PROBLEM TO WORK ON - How many lines in the records below contain the string "square" if you tally only matches in the same case? Reply with the number alone.

══ LISTED RECORDS

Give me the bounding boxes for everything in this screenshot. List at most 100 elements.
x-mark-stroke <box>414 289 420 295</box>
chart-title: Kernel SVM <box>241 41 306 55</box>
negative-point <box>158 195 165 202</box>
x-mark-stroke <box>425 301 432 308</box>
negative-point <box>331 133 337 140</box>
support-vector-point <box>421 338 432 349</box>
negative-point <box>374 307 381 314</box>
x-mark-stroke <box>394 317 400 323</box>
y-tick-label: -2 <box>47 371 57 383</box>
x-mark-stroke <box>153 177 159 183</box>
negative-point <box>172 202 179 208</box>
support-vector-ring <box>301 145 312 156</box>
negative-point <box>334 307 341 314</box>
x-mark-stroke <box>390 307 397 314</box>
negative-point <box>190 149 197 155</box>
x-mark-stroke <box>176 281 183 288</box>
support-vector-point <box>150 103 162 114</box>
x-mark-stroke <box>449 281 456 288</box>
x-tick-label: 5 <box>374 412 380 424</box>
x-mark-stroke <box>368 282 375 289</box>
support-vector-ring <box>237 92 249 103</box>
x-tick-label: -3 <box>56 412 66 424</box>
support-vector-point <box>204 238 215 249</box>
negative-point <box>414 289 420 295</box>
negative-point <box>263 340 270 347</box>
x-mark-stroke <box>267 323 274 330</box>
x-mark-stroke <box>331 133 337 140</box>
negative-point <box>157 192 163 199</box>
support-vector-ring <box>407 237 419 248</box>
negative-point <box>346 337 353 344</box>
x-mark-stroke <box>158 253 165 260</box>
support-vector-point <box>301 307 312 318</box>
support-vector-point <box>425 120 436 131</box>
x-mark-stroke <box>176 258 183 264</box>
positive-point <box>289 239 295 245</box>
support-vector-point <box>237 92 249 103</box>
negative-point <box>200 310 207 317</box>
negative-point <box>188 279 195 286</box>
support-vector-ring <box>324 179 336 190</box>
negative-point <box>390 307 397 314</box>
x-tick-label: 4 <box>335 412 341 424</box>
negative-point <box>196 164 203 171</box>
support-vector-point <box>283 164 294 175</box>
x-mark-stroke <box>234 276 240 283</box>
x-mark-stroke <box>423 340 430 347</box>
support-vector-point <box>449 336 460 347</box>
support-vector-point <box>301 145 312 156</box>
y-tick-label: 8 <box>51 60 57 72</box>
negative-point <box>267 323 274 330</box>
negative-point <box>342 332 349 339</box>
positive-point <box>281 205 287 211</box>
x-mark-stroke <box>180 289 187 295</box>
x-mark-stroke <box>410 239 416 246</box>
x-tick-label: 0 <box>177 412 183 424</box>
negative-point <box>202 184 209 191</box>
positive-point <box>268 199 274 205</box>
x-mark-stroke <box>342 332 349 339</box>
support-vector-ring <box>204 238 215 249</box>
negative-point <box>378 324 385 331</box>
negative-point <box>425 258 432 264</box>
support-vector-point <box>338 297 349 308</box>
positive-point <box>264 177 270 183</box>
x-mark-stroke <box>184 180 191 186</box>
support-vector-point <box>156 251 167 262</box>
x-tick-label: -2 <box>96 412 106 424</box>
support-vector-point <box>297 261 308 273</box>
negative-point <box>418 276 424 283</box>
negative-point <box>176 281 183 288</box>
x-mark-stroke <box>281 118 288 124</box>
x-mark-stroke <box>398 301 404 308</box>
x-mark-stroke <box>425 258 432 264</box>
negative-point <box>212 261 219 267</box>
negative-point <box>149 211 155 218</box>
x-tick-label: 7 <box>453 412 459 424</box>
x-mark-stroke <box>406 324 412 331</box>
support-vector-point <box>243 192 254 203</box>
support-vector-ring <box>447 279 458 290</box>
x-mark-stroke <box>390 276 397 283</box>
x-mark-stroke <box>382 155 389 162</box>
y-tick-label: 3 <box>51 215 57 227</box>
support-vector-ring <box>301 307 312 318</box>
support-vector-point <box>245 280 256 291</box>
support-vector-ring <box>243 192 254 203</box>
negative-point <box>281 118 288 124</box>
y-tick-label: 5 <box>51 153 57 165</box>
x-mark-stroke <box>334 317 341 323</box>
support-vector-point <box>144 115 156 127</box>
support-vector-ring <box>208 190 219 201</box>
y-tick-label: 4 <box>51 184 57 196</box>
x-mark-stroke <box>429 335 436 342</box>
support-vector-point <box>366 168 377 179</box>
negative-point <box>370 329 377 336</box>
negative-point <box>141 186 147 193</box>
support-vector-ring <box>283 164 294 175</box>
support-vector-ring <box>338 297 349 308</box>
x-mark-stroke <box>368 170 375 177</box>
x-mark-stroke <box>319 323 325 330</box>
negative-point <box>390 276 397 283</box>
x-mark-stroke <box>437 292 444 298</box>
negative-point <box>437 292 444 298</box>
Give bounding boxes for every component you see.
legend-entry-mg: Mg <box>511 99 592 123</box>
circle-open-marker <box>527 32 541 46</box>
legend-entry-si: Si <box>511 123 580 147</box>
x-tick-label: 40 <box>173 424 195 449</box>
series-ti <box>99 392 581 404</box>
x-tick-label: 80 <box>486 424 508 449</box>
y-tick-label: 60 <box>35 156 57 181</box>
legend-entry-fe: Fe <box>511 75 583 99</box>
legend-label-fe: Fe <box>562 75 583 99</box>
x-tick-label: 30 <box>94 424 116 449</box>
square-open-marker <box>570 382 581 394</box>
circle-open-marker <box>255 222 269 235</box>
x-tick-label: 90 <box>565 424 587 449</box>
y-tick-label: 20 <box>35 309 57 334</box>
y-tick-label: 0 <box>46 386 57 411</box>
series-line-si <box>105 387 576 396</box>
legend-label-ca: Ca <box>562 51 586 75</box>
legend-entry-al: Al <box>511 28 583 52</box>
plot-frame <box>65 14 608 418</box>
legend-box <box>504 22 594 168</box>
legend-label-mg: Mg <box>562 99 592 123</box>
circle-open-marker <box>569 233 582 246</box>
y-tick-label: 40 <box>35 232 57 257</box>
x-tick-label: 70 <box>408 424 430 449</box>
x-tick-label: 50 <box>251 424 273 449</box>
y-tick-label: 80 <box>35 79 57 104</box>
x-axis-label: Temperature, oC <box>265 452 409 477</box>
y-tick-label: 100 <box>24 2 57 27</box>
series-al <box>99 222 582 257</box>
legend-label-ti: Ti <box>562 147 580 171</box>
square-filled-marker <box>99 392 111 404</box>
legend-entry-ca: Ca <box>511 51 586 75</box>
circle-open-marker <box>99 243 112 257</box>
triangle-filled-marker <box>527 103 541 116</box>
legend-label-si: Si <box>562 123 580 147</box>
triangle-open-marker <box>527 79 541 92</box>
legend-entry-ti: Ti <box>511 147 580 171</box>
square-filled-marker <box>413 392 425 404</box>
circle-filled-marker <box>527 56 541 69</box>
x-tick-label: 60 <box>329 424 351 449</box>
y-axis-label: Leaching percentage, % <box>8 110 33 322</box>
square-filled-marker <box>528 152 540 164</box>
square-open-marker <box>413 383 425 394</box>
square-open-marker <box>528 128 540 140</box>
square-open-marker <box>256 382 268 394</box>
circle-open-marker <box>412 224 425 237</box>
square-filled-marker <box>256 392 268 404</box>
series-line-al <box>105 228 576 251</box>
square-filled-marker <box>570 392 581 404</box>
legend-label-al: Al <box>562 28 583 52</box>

════

SOLUTION FOR THIS TASK - 9